Exercise material section start

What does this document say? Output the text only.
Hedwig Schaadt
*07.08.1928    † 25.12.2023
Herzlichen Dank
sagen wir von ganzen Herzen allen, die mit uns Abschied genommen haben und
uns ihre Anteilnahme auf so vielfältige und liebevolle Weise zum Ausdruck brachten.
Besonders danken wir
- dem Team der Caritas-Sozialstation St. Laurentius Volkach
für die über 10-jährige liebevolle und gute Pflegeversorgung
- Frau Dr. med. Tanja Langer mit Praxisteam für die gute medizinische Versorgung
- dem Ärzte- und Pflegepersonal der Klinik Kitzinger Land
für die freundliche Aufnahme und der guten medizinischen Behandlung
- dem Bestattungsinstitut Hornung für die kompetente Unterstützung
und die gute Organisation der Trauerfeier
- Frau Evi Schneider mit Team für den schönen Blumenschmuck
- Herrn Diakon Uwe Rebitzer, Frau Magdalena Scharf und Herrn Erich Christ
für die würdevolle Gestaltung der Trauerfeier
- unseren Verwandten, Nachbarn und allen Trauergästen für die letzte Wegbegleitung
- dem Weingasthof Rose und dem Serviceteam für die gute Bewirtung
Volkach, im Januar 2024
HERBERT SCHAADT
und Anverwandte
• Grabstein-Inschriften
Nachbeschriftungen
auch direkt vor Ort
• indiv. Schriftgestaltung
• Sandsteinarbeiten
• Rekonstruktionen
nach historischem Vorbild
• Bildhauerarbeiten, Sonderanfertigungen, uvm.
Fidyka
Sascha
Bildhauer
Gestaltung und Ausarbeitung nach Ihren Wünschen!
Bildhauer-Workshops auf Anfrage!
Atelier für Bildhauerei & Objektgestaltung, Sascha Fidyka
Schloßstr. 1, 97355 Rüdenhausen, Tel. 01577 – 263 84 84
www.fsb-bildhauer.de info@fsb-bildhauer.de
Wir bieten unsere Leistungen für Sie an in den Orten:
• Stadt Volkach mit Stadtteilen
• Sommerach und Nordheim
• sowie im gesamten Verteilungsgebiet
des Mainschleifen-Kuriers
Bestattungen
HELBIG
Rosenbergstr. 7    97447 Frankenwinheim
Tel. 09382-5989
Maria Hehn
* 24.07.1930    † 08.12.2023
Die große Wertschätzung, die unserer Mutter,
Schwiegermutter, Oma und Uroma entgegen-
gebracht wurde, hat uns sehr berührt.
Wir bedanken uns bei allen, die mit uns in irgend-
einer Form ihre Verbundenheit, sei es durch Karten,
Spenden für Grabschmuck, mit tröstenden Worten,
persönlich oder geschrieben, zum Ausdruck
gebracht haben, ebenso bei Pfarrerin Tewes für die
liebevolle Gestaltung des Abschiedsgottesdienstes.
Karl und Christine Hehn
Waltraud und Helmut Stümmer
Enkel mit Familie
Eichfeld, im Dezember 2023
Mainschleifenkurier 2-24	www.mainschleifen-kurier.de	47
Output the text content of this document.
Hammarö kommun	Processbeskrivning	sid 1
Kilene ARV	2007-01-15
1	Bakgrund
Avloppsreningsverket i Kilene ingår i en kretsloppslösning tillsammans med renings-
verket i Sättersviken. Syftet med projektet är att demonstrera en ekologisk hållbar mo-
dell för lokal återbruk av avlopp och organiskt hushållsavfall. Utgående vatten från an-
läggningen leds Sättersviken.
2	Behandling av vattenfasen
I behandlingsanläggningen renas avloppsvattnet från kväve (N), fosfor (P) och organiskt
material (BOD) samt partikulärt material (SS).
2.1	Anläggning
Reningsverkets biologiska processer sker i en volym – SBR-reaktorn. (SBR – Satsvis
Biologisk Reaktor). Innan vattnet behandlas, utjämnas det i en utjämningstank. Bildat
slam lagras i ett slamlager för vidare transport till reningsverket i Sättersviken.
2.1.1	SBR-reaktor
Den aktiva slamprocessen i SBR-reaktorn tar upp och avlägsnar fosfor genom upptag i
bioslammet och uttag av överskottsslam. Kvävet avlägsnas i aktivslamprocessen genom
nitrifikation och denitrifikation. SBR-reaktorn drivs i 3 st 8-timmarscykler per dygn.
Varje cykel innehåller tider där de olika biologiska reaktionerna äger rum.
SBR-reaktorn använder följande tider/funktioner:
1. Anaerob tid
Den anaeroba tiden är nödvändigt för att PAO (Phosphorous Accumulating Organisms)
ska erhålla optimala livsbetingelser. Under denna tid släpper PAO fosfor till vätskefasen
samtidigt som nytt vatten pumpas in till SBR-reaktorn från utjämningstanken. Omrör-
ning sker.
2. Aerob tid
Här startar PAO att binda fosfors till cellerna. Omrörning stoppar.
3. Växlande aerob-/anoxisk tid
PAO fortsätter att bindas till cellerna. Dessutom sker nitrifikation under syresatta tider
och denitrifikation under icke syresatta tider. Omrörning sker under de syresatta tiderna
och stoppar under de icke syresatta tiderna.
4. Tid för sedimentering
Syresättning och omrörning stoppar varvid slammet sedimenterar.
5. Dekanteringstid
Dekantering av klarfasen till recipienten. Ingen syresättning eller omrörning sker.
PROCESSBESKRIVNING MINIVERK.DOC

Exercise material section end

__How to complete this task__
Which lines of the data hold the string "biologiska"? Return each of them.

__Response to this exercise__
Reningsverkets biologiska processer sker i en volym – SBR-reaktorn. (SBR – Satsvis
Varje cykel innehåller tider där de olika biologiska reaktionerna äger rum.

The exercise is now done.